» **TASK**: Reproduce verbatim the data from its first line up to and including the line containing "x-tick-label: 10:30 (165, 312, 193, 323)".

⁂

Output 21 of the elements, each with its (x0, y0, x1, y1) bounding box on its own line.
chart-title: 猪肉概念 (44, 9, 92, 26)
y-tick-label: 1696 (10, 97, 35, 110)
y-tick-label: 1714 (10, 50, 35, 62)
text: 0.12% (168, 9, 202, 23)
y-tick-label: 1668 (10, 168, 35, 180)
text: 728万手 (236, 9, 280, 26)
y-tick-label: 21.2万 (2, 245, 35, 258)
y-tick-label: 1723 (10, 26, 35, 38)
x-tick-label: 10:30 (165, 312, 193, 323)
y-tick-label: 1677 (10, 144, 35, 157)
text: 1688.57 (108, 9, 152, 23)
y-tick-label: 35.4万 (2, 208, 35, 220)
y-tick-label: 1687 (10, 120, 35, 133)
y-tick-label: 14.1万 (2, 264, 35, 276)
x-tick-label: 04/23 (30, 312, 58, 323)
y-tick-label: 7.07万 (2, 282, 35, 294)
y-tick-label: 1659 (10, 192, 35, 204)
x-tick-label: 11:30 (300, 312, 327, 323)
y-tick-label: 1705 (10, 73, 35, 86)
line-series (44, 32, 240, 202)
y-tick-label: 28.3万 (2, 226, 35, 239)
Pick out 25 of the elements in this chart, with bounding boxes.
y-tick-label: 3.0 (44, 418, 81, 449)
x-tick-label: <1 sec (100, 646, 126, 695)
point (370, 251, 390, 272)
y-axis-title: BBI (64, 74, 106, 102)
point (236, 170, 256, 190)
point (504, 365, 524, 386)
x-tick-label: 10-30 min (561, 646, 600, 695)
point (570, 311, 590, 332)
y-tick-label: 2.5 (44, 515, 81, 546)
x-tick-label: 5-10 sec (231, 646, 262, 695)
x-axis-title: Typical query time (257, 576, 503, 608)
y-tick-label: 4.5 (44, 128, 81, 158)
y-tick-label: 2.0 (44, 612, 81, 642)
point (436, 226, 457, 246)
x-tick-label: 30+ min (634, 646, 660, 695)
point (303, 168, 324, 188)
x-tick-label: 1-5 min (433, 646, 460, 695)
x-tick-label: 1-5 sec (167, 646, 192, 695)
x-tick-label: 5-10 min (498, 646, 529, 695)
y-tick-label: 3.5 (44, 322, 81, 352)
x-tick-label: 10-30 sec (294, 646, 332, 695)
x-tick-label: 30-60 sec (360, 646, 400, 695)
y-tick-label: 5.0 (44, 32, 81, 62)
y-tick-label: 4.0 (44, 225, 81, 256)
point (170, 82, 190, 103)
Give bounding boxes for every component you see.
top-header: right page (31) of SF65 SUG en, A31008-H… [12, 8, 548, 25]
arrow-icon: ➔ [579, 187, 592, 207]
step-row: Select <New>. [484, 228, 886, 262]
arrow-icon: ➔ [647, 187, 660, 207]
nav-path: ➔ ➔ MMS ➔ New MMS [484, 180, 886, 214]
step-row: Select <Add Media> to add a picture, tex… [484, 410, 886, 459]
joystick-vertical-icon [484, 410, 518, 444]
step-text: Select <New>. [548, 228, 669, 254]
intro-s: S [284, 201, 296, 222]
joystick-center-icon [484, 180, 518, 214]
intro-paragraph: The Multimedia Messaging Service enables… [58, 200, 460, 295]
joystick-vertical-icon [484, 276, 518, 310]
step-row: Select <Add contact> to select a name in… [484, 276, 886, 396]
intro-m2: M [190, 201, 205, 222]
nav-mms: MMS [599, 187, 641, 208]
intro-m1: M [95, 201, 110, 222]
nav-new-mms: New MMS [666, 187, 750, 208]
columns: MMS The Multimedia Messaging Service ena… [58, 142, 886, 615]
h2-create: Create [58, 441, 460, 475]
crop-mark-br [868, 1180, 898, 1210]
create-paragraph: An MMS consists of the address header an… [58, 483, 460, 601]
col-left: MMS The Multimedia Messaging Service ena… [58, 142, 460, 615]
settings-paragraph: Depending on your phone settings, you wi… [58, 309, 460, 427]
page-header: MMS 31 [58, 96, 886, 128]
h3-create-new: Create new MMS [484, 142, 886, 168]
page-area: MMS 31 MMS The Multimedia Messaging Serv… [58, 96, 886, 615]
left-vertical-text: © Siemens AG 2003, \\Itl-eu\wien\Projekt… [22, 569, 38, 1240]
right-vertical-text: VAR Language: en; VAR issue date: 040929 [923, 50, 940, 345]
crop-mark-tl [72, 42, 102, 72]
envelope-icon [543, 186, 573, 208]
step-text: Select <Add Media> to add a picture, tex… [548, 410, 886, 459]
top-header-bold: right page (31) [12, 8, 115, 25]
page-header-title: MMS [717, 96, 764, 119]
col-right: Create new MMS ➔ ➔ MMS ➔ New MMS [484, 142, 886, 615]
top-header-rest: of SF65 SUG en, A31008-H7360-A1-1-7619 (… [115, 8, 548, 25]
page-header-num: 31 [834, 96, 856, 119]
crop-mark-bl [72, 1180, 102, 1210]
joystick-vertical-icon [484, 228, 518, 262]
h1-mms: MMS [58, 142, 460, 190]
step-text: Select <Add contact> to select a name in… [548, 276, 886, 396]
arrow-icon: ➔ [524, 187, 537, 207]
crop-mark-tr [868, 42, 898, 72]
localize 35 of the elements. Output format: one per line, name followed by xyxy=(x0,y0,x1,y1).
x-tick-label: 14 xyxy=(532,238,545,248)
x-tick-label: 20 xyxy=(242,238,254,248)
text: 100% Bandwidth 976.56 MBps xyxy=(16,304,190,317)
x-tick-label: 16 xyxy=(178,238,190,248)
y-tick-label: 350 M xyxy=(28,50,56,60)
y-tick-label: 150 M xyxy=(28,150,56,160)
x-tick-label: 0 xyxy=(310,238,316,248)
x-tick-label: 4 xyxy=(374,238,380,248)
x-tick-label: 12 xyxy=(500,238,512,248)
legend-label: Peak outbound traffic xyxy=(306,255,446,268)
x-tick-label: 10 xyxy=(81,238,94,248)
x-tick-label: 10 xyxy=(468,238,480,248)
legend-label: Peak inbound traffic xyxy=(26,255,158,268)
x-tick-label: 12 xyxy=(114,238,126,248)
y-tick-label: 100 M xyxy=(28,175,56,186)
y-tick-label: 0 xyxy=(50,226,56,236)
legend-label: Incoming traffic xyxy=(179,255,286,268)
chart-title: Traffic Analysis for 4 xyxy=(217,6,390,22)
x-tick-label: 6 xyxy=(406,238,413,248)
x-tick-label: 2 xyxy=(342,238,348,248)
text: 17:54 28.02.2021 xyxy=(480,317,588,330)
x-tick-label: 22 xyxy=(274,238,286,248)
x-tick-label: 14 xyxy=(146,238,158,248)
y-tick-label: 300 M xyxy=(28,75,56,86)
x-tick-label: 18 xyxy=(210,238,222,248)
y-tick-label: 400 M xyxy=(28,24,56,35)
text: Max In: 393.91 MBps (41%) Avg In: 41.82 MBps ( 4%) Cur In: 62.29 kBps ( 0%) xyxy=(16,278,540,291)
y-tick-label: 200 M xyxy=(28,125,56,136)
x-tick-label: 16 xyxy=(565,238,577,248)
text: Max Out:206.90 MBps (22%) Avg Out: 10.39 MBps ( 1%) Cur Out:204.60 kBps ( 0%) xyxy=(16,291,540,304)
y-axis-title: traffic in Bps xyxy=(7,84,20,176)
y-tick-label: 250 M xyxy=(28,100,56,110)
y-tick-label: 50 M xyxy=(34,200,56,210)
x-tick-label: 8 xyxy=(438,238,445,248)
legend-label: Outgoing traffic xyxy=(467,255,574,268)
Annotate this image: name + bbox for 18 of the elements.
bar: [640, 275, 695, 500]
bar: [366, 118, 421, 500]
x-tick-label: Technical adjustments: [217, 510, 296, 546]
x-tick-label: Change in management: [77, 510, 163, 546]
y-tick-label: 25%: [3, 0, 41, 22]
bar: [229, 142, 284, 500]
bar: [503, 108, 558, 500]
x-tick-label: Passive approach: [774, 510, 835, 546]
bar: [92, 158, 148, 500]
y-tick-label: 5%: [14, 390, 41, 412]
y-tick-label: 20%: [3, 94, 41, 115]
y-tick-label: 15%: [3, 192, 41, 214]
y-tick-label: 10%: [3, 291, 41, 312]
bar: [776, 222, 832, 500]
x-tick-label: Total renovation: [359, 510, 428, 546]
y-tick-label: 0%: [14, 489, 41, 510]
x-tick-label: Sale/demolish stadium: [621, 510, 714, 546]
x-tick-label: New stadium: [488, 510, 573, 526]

⁂

» **CORRECT OUTPUT**:
Output 21 of the elements, each with its (x0, y0, x1, y1) bounding box on its own line.
chart-title: 猪肉概念 (44, 9, 92, 26)
y-tick-label: 1696 (10, 97, 35, 110)
y-tick-label: 1714 (10, 50, 35, 62)
text: 0.12% (168, 9, 202, 23)
y-tick-label: 1668 (10, 168, 35, 180)
text: 728万手 (236, 9, 280, 26)
y-tick-label: 21.2万 (2, 245, 35, 258)
y-tick-label: 1723 (10, 26, 35, 38)
x-tick-label: 10:30 (165, 312, 193, 323)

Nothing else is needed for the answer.